• [SELECTED PASSAGE]
* Start *

Wilco Breedt
Wilco Breedt

Reputation: 23

Getting Incorrect answer on Assembly Language Loop (Assembly 8086)

I'm new to assembly language and I'm struggling to find out what is going on with this program I am writing . The goal of the program is for the user to enter a number between 0 and 9 . It then checks if this number is a multiple of 3 , if an incorrect character (i.e Z ) is entered it should simply put '**' next to the character and ask again for the user to enter a number. If a number is entered it is then converted from a ASCII character to a number and then divided .

Now the problem is when I enter a correct character(0-9) first the answer comes back correctly . Lets say I enter 3 it will say its a multiple , if I enter 4 first it will say its not a multiple which is correct . But as soon as I enter a incorrect character and it starts looping it doesn't give me the correct answer once I enter in a correct character . Please look at this code and see if anyone can help me .

* End *

• [INFORMATION SHOWN]
* Start *

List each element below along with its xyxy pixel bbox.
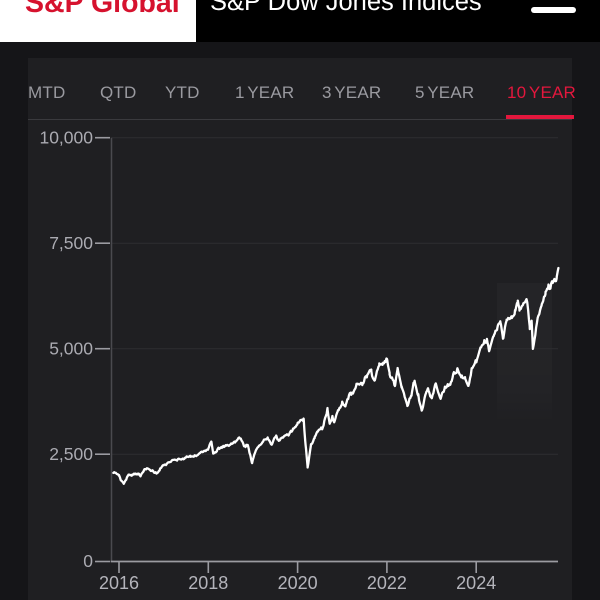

* End *

• [WHAT IS REQUIRED] Quote the forum post about the 8086 assembly loop, shown above, word for word from its first line to its last.

• [CORRECT ANSWER]
Wilco Breedt
Wilco Breedt

Reputation: 23

Getting Incorrect answer on Assembly Language Loop (Assembly 8086)

I'm new to assembly language and I'm struggling to find out what is going on with this program I am writing . The goal of the program is for the user to enter a number between 0 and 9 . It then checks if this number is a multiple of 3 , if an incorrect character (i.e Z ) is entered it should simply put '**' next to the character and ask again for the user to enter a number. If a number is entered it is then converted from a ASCII character to a number and then divided .

Now the problem is when I enter a correct character(0-9) first the answer comes back correctly . Lets say I enter 3 it will say its a multiple , if I enter 4 first it will say its not a multiple which is correct . But as soon as I enter a incorrect character and it starts looping it doesn't give me the correct answer once I enter in a correct character . Please look at this code and see if anyone can help me .